Material supplied:
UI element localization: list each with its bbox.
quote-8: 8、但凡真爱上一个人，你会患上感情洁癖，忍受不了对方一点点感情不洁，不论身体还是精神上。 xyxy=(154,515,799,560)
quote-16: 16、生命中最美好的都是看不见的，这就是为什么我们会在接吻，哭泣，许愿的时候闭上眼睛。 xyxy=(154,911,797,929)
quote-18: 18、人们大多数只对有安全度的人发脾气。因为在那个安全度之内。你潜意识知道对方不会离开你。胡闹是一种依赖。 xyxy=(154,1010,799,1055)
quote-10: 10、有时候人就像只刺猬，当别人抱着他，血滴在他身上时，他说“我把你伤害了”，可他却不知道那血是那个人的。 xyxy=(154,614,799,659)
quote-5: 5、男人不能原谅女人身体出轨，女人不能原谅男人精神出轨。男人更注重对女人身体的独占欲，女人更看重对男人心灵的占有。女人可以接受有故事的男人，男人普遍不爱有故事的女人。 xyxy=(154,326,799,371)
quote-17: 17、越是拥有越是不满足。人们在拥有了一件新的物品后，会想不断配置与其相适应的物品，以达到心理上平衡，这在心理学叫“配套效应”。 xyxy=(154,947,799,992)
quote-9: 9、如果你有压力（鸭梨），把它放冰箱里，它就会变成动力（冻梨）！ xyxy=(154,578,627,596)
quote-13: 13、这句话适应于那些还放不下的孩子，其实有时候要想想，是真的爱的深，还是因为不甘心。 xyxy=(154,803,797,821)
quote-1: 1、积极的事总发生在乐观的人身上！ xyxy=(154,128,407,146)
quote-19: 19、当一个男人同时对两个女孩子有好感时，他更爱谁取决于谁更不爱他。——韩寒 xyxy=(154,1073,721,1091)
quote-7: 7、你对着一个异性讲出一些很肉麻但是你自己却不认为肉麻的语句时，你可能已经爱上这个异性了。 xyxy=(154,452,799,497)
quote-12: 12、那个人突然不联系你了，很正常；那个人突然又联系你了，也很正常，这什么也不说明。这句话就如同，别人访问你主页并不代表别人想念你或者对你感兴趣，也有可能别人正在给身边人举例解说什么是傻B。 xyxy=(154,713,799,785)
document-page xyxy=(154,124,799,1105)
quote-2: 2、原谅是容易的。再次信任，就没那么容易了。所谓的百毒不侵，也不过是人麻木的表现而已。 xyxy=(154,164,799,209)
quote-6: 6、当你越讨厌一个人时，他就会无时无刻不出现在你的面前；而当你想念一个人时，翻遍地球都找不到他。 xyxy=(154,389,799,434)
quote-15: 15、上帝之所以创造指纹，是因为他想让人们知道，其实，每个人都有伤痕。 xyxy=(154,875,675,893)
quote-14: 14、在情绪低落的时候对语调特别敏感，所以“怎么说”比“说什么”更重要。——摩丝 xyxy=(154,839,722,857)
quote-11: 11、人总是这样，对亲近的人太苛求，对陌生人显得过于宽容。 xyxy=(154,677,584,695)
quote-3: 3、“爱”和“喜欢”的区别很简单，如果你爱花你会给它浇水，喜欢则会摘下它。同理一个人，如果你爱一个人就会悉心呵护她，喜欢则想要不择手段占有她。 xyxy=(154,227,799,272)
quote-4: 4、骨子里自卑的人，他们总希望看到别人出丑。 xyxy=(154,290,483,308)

Short problem: How many lines in the data above contain the word "list"? Reply with the number alone.

Final result: 1